Excerpted data:

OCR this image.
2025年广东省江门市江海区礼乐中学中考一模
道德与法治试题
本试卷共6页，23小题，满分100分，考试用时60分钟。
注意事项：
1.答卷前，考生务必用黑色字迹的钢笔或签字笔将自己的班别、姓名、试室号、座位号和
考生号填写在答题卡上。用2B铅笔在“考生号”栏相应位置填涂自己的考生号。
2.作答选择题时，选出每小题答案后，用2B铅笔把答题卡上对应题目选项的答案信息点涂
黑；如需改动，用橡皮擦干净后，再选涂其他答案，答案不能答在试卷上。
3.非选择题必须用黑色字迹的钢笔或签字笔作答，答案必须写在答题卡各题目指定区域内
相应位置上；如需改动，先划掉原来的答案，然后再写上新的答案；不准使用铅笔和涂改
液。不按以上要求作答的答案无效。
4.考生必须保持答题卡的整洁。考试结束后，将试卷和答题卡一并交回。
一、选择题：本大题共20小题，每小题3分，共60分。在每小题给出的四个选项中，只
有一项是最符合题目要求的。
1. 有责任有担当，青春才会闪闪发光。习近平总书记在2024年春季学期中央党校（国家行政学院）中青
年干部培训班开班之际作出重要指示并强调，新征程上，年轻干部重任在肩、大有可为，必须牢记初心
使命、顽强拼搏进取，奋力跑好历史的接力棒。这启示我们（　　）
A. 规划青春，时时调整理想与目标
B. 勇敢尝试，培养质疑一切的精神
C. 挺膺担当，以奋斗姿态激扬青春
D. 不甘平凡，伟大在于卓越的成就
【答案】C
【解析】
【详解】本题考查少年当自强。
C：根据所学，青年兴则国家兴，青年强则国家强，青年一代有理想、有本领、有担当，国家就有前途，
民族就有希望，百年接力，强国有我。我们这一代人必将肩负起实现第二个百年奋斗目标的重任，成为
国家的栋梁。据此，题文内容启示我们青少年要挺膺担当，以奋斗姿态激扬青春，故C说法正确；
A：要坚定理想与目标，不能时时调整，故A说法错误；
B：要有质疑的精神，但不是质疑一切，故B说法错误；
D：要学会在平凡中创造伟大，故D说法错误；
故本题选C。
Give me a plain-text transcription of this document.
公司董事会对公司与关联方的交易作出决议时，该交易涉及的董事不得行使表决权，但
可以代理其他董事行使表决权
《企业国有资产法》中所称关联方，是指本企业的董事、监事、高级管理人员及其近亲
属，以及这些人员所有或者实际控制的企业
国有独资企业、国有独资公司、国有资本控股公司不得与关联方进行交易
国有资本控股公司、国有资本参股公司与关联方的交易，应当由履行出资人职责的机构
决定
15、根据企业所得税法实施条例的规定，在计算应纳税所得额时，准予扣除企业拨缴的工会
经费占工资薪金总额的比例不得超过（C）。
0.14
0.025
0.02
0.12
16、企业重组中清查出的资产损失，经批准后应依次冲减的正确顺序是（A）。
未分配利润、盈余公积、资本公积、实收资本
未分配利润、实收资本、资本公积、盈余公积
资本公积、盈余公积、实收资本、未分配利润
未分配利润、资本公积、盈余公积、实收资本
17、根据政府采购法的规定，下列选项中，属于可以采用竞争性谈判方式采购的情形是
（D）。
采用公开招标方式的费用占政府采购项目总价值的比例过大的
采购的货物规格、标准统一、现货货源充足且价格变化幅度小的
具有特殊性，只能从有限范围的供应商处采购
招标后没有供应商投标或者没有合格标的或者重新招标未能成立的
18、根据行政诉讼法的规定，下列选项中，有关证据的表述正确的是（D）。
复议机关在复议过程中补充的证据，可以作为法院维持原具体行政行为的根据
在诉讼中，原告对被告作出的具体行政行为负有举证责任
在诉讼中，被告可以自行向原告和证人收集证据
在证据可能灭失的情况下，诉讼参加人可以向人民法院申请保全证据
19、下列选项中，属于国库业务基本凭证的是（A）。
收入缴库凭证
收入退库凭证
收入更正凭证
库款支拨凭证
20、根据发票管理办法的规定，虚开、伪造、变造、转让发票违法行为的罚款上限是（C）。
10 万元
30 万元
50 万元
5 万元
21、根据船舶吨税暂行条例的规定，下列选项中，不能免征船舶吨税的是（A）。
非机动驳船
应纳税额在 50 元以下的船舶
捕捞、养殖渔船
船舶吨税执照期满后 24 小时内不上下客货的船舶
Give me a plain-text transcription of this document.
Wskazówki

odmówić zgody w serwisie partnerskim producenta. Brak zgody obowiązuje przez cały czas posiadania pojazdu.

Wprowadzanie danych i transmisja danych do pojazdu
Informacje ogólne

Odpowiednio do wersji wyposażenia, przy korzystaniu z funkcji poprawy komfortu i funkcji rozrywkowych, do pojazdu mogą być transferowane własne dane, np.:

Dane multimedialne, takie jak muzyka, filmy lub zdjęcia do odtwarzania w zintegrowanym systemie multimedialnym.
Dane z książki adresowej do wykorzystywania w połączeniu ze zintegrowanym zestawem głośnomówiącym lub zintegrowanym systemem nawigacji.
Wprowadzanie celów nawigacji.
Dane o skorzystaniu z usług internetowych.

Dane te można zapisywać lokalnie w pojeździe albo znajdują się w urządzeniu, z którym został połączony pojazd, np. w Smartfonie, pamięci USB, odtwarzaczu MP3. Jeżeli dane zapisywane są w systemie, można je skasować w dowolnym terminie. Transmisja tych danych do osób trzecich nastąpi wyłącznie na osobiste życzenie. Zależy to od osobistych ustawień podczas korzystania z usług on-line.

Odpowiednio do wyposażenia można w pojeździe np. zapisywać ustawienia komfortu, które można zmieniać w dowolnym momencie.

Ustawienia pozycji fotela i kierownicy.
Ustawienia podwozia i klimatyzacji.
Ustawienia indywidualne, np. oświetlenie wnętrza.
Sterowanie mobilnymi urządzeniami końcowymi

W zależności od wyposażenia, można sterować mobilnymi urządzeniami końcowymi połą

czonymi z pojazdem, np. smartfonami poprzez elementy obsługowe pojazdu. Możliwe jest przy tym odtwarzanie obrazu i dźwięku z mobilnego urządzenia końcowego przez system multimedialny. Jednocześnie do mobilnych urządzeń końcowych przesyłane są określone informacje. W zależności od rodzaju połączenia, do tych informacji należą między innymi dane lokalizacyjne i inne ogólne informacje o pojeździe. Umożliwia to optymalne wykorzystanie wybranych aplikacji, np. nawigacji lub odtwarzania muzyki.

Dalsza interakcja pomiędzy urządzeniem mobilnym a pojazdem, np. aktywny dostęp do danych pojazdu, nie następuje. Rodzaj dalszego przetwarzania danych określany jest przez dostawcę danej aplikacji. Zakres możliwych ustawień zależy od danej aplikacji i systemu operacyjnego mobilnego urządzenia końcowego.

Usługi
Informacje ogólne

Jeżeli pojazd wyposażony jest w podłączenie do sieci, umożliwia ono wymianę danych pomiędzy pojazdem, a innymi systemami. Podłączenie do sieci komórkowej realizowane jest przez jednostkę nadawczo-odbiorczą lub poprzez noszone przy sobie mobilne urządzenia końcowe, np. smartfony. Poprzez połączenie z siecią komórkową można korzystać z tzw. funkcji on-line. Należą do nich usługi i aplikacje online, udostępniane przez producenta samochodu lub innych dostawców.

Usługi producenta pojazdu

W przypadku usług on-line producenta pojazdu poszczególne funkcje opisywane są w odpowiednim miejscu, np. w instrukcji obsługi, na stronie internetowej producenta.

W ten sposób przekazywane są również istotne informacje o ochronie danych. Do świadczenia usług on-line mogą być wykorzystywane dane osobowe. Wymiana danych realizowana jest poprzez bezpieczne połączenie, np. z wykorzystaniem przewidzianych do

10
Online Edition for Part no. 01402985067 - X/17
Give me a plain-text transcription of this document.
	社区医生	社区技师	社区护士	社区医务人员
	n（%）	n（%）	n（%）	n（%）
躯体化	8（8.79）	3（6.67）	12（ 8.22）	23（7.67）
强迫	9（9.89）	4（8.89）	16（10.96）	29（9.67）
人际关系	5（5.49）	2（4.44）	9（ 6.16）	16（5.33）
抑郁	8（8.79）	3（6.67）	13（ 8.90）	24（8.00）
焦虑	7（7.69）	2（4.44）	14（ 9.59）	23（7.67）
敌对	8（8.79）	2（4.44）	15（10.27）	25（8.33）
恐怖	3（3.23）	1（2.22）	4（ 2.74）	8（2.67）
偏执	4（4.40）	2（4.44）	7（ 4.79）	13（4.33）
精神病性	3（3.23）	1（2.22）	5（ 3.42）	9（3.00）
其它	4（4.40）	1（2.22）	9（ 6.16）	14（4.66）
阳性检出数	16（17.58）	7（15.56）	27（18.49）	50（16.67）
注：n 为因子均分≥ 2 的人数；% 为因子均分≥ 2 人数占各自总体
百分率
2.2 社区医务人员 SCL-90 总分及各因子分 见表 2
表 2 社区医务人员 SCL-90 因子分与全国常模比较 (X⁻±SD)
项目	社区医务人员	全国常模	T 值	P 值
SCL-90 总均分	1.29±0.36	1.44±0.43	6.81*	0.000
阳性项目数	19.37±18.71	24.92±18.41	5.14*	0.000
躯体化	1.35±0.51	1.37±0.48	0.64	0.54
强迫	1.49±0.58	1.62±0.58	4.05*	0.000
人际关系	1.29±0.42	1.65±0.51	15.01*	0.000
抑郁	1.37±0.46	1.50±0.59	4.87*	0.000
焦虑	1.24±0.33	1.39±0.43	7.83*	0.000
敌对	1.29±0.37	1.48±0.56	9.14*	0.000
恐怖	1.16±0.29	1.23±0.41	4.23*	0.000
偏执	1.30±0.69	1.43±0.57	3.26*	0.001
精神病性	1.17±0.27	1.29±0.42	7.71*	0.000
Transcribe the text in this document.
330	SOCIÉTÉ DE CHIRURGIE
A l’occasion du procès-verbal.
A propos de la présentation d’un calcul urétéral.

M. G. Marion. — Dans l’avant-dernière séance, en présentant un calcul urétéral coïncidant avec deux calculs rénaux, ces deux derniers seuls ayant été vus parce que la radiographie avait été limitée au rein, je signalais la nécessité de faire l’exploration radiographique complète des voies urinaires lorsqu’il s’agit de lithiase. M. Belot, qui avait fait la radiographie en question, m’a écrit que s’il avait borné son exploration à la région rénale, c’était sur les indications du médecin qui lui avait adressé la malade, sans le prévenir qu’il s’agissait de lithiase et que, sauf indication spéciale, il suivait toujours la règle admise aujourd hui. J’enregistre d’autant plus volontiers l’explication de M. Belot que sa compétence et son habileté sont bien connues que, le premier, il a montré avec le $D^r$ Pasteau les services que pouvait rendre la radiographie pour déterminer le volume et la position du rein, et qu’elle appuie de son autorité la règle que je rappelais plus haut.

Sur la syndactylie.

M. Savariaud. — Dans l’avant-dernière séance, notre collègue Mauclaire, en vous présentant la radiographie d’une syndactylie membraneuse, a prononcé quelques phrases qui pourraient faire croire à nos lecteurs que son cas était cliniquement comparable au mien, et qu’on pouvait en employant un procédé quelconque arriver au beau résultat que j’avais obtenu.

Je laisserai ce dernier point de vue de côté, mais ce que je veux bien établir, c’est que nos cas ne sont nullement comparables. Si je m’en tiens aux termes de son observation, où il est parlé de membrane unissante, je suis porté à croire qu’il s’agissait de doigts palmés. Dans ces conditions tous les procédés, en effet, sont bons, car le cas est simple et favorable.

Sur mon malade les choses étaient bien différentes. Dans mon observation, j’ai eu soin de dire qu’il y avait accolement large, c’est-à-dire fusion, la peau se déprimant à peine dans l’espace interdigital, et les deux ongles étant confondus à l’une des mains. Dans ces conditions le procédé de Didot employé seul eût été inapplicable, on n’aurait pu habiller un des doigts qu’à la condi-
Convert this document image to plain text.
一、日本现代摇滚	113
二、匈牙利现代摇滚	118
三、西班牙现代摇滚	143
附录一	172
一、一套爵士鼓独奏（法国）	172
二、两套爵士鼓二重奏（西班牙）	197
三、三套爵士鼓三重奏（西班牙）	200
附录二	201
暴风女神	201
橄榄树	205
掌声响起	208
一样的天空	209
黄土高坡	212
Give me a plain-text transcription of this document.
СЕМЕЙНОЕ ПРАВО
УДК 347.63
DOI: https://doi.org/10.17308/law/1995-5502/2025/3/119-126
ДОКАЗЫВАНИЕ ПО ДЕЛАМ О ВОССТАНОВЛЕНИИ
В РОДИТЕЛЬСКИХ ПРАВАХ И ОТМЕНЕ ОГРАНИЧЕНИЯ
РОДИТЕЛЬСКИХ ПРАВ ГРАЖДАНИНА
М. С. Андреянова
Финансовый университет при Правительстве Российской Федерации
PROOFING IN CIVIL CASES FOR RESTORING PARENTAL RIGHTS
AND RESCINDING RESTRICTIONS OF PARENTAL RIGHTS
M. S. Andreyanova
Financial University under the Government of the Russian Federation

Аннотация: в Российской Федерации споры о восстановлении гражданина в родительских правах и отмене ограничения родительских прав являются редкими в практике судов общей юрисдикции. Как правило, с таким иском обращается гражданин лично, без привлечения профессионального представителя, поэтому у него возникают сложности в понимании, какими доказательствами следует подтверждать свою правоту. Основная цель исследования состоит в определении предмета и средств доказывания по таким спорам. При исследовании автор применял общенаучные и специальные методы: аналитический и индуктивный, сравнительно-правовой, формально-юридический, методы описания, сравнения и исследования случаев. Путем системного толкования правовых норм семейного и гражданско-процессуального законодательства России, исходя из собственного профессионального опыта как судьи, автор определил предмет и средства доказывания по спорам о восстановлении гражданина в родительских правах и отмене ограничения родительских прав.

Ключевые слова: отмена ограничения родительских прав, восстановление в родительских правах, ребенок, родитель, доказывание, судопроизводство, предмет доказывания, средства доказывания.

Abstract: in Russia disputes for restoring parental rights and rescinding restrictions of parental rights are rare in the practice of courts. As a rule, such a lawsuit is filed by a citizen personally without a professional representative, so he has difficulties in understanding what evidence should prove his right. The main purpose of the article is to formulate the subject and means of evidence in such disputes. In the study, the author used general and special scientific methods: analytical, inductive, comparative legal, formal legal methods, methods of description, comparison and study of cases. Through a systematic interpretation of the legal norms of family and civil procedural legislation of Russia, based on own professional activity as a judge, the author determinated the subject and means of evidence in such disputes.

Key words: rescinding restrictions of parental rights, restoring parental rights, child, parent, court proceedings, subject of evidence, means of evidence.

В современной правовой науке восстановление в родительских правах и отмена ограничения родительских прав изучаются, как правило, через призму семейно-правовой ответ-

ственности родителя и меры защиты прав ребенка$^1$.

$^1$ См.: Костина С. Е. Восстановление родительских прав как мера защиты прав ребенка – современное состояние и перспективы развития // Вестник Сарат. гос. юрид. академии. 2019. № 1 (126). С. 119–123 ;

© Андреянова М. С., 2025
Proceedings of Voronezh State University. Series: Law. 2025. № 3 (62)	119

Work to complete:
Go through the preceding material and copy each line that has the word "Wprowadzanie".

Exercise response:
Wprowadzanie danych i transmisja danych do pojazdu
Wprowadzanie celów nawigacji.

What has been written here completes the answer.